[Saved data entries]
▬▬▬▬▬▬

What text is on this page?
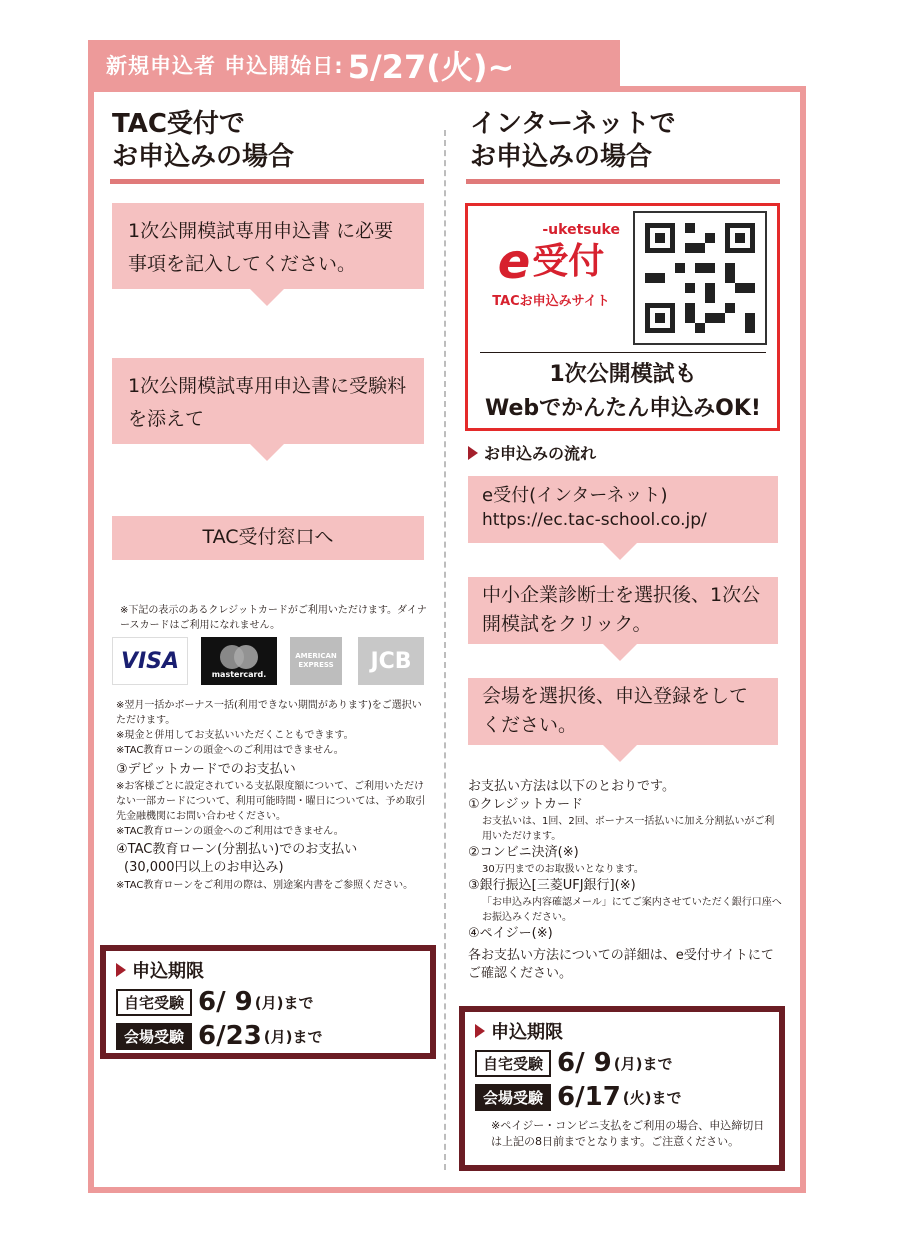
新規申込者 申込開始日: 5/27(火)~
TAC受付で
お申込みの場合
1次公開模試専用申込書 に必要事項を記入してください。
1次公開模試専用申込書に受験料を添えて
TAC受付窓口へ
※下記の表示のあるクレジットカードがご利用いただけます。ダイナースカードはご利用になれません。
VISA
mastercard.
AMERICAN EXPRESS	JCB
※翌月一括かボーナス一括(利用できない期間があります)をご選択いただけます。
※現金と併用してお支払いいただくこともできます。
※TAC教育ローンの頭金へのご利用はできません。
③デビットカードでのお支払い
※お客様ごとに設定されている支払限度額について、ご利用いただけない一部カードについて、利用可能時間・曜日については、予め取引先金融機関にお問い合わせください。
※TAC教育ローンの頭金へのご利用はできません。
④TAC教育ローン(分割払い)でのお支払い
(30,000円以上のお申込み)
※TAC教育ローンをご利用の際は、別途案内書をご参照ください。
申込期限
自宅受験 6/ 9 (月)まで
会場受験 6/23 (月)まで
インターネットで
お申込みの場合
-uketsuke
e 受付
TACお申込みサイト
1次公開模試も
Webでかんたん申込みOK!
お申込みの流れ
e受付(インターネット)
https://ec.tac-school.co.jp/
中小企業診断士を選択後、1次公開模試をクリック。
会場を選択後、申込登録をしてください。
お支払い方法は以下のとおりです。
①クレジットカード
お支払いは、1回、2回、ボーナス一括払いに加え分割払いがご利用いただけます。
②コンビニ決済(※)
30万円までのお取扱いとなります。
③銀行振込[三菱UFJ銀行](※)
「お申込み内容確認メール」にてご案内させていただく銀行口座へお振込みください。
④ペイジー(※)
各お支払い方法についての詳細は、e受付サイトにてご確認ください。
申込期限
自宅受験 6/ 9 (月)まで
会場受験 6/17 (火)まで
※ペイジー・コンビニ支払をご利用の場合、申込締切日は上記の8日前までとなります。ご注意ください。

▬▬▬▬▬▬

Repeat the data exactly in full, omitting its pictures.

- _Final answer_
What text is on this page?
新規申込者 申込開始日: 5/27(火)~
TAC受付で
お申込みの場合
1次公開模試専用申込書 に必要事項を記入してください。
1次公開模試専用申込書に受験料を添えて
TAC受付窓口へ
※下記の表示のあるクレジットカードがご利用いただけます。ダイナースカードはご利用になれません。
VISA
mastercard.
AMERICAN EXPRESS	JCB
※翌月一括かボーナス一括(利用できない期間があります)をご選択いただけます。
※現金と併用してお支払いいただくこともできます。
※TAC教育ローンの頭金へのご利用はできません。
③デビットカードでのお支払い
※お客様ごとに設定されている支払限度額について、ご利用いただけない一部カードについて、利用可能時間・曜日については、予め取引先金融機関にお問い合わせください。
※TAC教育ローンの頭金へのご利用はできません。
④TAC教育ローン(分割払い)でのお支払い
(30,000円以上のお申込み)
※TAC教育ローンをご利用の際は、別途案内書をご参照ください。
申込期限
自宅受験 6/ 9 (月)まで
会場受験 6/23 (月)まで
インターネットで
お申込みの場合
-uketsuke
e 受付
TACお申込みサイト
1次公開模試も
Webでかんたん申込みOK!
お申込みの流れ
e受付(インターネット)
https://ec.tac-school.co.jp/
中小企業診断士を選択後、1次公開模試をクリック。
会場を選択後、申込登録をしてください。
お支払い方法は以下のとおりです。
①クレジットカード
お支払いは、1回、2回、ボーナス一括払いに加え分割払いがご利用いただけます。
②コンビニ決済(※)
30万円までのお取扱いとなります。
③銀行振込[三菱UFJ銀行](※)
「お申込み内容確認メール」にてご案内させていただく銀行口座へお振込みください。
④ペイジー(※)
各お支払い方法についての詳細は、e受付サイトにてご確認ください。
申込期限
自宅受験 6/ 9 (月)まで
会場受験 6/17 (火)まで
※ペイジー・コンビニ支払をご利用の場合、申込締切日は上記の8日前までとなります。ご注意ください。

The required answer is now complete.